Records excerpted from a collection:

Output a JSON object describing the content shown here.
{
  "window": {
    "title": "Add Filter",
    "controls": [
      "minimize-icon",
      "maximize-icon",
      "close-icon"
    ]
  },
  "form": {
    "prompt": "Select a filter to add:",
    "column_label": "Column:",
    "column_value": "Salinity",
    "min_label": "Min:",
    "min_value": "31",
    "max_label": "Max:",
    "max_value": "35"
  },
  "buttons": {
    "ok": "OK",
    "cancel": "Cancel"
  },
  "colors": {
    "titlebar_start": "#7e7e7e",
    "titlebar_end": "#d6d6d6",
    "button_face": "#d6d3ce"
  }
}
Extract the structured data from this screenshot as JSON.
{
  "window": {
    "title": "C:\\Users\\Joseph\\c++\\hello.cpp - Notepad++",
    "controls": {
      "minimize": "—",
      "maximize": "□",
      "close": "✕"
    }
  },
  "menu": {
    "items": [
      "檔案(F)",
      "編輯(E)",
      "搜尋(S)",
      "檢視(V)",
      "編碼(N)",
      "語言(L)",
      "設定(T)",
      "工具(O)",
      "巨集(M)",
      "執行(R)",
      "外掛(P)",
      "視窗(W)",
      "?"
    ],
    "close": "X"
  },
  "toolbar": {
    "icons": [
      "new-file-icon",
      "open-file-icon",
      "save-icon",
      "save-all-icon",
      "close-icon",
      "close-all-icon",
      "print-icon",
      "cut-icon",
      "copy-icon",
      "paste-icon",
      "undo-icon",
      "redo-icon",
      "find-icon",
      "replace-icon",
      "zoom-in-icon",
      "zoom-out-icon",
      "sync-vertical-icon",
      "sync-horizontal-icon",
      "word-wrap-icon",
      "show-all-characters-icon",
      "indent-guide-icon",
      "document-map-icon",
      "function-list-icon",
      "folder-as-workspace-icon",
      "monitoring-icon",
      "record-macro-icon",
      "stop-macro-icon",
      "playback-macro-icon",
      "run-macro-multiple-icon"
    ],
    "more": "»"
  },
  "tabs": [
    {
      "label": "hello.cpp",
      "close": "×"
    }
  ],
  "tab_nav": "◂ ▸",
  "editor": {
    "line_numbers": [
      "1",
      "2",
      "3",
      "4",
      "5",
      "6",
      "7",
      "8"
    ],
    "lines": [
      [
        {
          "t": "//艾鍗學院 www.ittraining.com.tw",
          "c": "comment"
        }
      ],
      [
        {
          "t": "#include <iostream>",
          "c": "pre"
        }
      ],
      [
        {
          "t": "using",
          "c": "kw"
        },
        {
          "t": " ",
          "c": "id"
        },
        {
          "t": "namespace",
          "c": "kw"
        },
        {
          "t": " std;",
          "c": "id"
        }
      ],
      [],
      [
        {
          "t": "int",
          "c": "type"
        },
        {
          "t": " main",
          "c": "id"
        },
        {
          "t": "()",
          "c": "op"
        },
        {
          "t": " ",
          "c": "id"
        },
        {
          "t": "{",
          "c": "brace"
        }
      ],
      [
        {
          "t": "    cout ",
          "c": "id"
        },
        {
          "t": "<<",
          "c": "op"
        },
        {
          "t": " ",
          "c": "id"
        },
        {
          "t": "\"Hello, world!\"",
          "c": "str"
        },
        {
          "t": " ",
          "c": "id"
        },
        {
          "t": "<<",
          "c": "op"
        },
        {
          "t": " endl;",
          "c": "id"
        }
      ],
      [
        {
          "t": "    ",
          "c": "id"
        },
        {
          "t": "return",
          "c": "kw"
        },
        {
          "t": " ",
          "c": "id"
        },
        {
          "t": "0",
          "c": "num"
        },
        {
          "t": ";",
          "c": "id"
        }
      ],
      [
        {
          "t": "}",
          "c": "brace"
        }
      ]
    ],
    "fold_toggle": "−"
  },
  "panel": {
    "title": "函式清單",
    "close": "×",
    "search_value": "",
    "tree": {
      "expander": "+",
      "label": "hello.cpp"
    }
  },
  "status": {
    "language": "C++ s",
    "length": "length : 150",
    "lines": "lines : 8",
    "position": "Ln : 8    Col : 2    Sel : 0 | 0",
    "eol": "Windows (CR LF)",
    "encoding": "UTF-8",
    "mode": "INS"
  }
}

Directions: Using the data above, copy each line that contains "close".

The solution:
      "close-icon"
      "close": "✕"
    "close": "X"
      "close-icon",
      "close-all-icon",
      "close": "×"
    "close": "×",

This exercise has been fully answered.